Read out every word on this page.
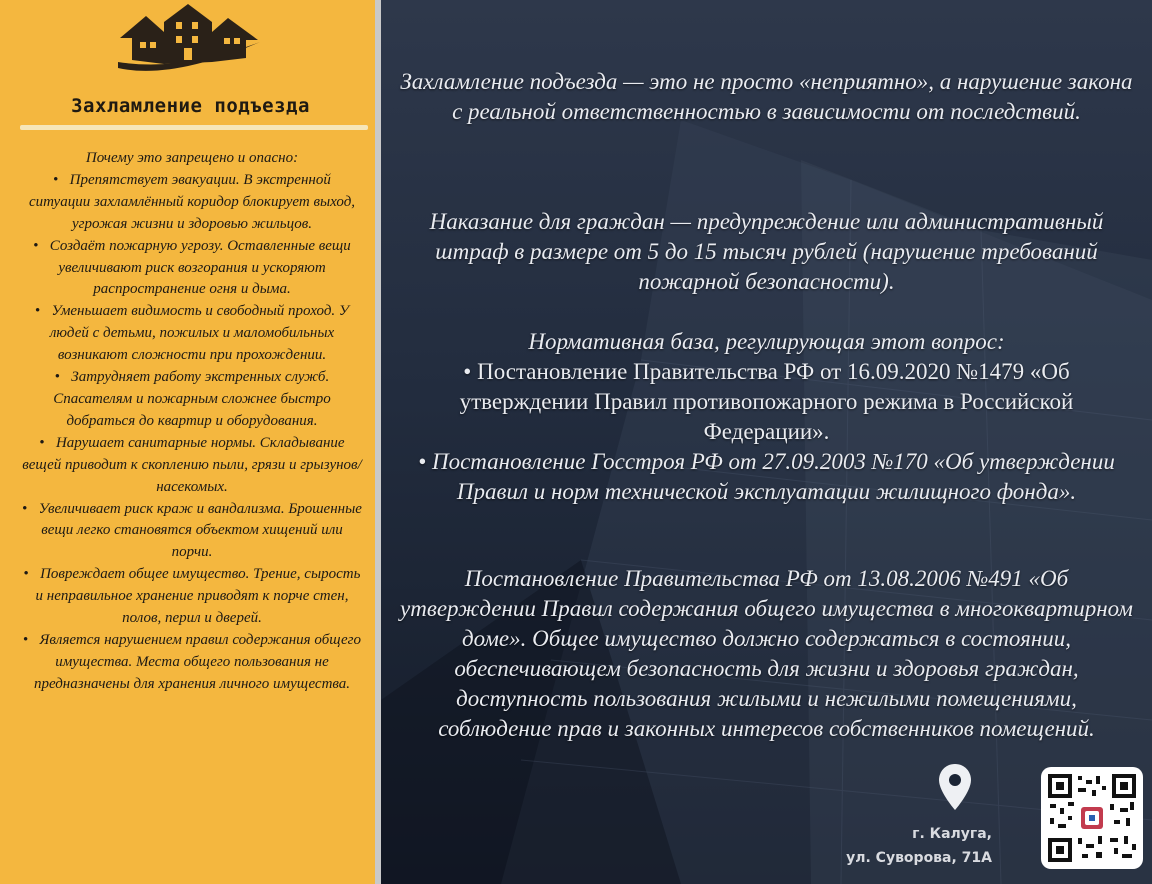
Захламление подъезда
Почему это запрещено и опасно:
•   Препятствует эвакуации. В экстренной ситуации захламлённый коридор блокирует выход, угрожая жизни и здоровью жильцов.
•   Создаёт пожарную угрозу. Оставленные вещи увеличивают риск возгорания и ускоряют распространение огня и дыма.
•   Уменьшает видимость и свободный проход. У людей с детьми, пожилых и маломобильных возникают сложности при прохождении.
•   Затрудняет работу экстренных служб. Спасателям и пожарным сложнее быстро добраться до квартир и оборудования.
•   Нарушает санитарные нормы. Складывание вещей приводит к скоплению пыли, грязи и грызунов/насекомых.
•   Увеличивает риск краж и вандализма. Брошенные вещи легко становятся объектом хищений или порчи.
•   Повреждает общее имущество. Трение, сырость и неправильное хранение приводят к порче стен, полов, перил и дверей.
•   Является нарушением правил содержания общего имущества. Места общего пользования не предназначены для хранения личного имущества.
Захламление подъезда — это не просто «неприятно», а нарушение закона с реальной ответственностью в зависимости от последствий.
Наказание для граждан — предупреждение или административный штраф в размере от 5 до 15 тысяч рублей (нарушение требований пожарной безопасности).
Нормативная база, регулирующая этот вопрос:
• Постановление Правительства РФ от 16.09.2020 №1479 «Об утверждении Правил противопожарного режима в Российской Федерации».
• Постановление Госстроя РФ от 27.09.2003 №170 «Об утверждении Правил и норм технической эксплуатации жилищного фонда».
Постановление Правительства РФ от 13.08.2006 №491 «Об утверждении Правил содержания общего имущества в многоквартирном доме». Общее имущество должно содержаться в состоянии, обеспечивающем безопасность для жизни и здоровья граждан, доступность пользования жилыми и нежилыми помещениями, соблюдение прав и законных интересов собственников помещений.
г. Калуга,
ул. Суворова, 71А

○ ○ ○ ○ ○ ○ ○

### Exercise
Copy the whole listing above word for word but do not carry over the pictures.

### Output of the exercise
Read out every word on this page.
Захламление подъезда
Почему это запрещено и опасно:
•   Препятствует эвакуации. В экстренной ситуации захламлённый коридор блокирует выход, угрожая жизни и здоровью жильцов.
•   Создаёт пожарную угрозу. Оставленные вещи увеличивают риск возгорания и ускоряют распространение огня и дыма.
•   Уменьшает видимость и свободный проход. У людей с детьми, пожилых и маломобильных возникают сложности при прохождении.
•   Затрудняет работу экстренных служб. Спасателям и пожарным сложнее быстро добраться до квартир и оборудования.
•   Нарушает санитарные нормы. Складывание вещей приводит к скоплению пыли, грязи и грызунов/насекомых.
•   Увеличивает риск краж и вандализма. Брошенные вещи легко становятся объектом хищений или порчи.
•   Повреждает общее имущество. Трение, сырость и неправильное хранение приводят к порче стен, полов, перил и дверей.
•   Является нарушением правил содержания общего имущества. Места общего пользования не предназначены для хранения личного имущества.
Захламление подъезда — это не просто «неприятно», а нарушение закона с реальной ответственностью в зависимости от последствий.
Наказание для граждан — предупреждение или административный штраф в размере от 5 до 15 тысяч рублей (нарушение требований пожарной безопасности).
Нормативная база, регулирующая этот вопрос:
• Постановление Правительства РФ от 16.09.2020 №1479 «Об утверждении Правил противопожарного режима в Российской Федерации».
• Постановление Госстроя РФ от 27.09.2003 №170 «Об утверждении Правил и норм технической эксплуатации жилищного фонда».
Постановление Правительства РФ от 13.08.2006 №491 «Об утверждении Правил содержания общего имущества в многоквартирном доме». Общее имущество должно содержаться в состоянии, обеспечивающем безопасность для жизни и здоровья граждан, доступность пользования жилыми и нежилыми помещениями, соблюдение прав и законных интересов собственников помещений.
г. Калуга,
ул. Суворова, 71А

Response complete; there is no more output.